Required task: Copy out the listing that follows exactly, dropping every picture.

Data provided:
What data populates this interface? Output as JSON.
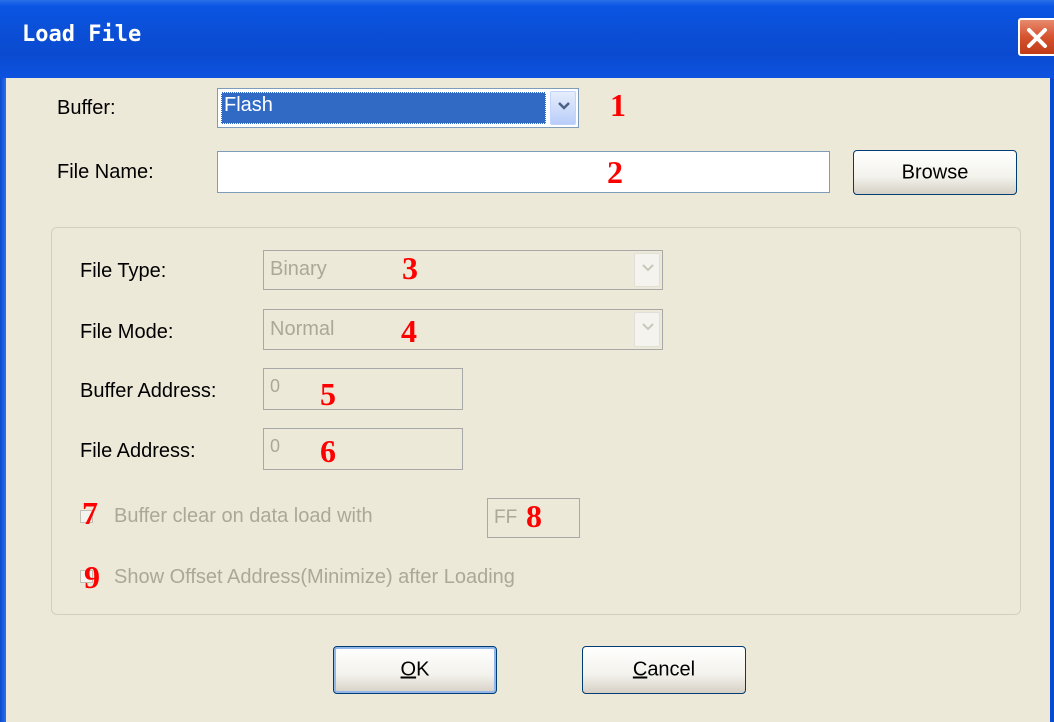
{
  "window": {
    "title": "Load File"
  },
  "buffer": {
    "label": "Buffer:",
    "value": "Flash",
    "marker": "1"
  },
  "file_name": {
    "label": "File Name:",
    "value": "",
    "marker": "2",
    "browse_label": "Browse"
  },
  "file_type": {
    "label": "File Type:",
    "value": "Binary",
    "marker": "3"
  },
  "file_mode": {
    "label": "File Mode:",
    "value": "Normal",
    "marker": "4"
  },
  "buffer_address": {
    "label": "Buffer Address:",
    "value": "0",
    "marker": "5"
  },
  "file_address": {
    "label": "File Address:",
    "value": "0",
    "marker": "6"
  },
  "buffer_clear": {
    "label": "Buffer clear on data load with",
    "marker": "7",
    "fill_value": "FF",
    "fill_marker": "8",
    "checked": false
  },
  "show_offset": {
    "label": "Show Offset Address(Minimize) after Loading",
    "marker": "9",
    "checked": false
  },
  "buttons": {
    "ok_mnemonic": "O",
    "ok_rest": "K",
    "cancel_mnemonic": "C",
    "cancel_rest": "ancel"
  },
  "colors": {
    "titlebar": "#0a55e3",
    "selection": "#316ac5",
    "marker": "#ff0000",
    "dialog_bg": "#ECE9D8"
  }
}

Final result:
What data populates this interface? Output as JSON.
{
  "window": {
    "title": "Load File"
  },
  "buffer": {
    "label": "Buffer:",
    "value": "Flash",
    "marker": "1"
  },
  "file_name": {
    "label": "File Name:",
    "value": "",
    "marker": "2",
    "browse_label": "Browse"
  },
  "file_type": {
    "label": "File Type:",
    "value": "Binary",
    "marker": "3"
  },
  "file_mode": {
    "label": "File Mode:",
    "value": "Normal",
    "marker": "4"
  },
  "buffer_address": {
    "label": "Buffer Address:",
    "value": "0",
    "marker": "5"
  },
  "file_address": {
    "label": "File Address:",
    "value": "0",
    "marker": "6"
  },
  "buffer_clear": {
    "label": "Buffer clear on data load with",
    "marker": "7",
    "fill_value": "FF",
    "fill_marker": "8",
    "checked": false
  },
  "show_offset": {
    "label": "Show Offset Address(Minimize) after Loading",
    "marker": "9",
    "checked": false
  },
  "buttons": {
    "ok_mnemonic": "O",
    "ok_rest": "K",
    "cancel_mnemonic": "C",
    "cancel_rest": "ancel"
  },
  "colors": {
    "titlebar": "#0a55e3",
    "selection": "#316ac5",
    "marker": "#ff0000",
    "dialog_bg": "#ECE9D8"
  }
}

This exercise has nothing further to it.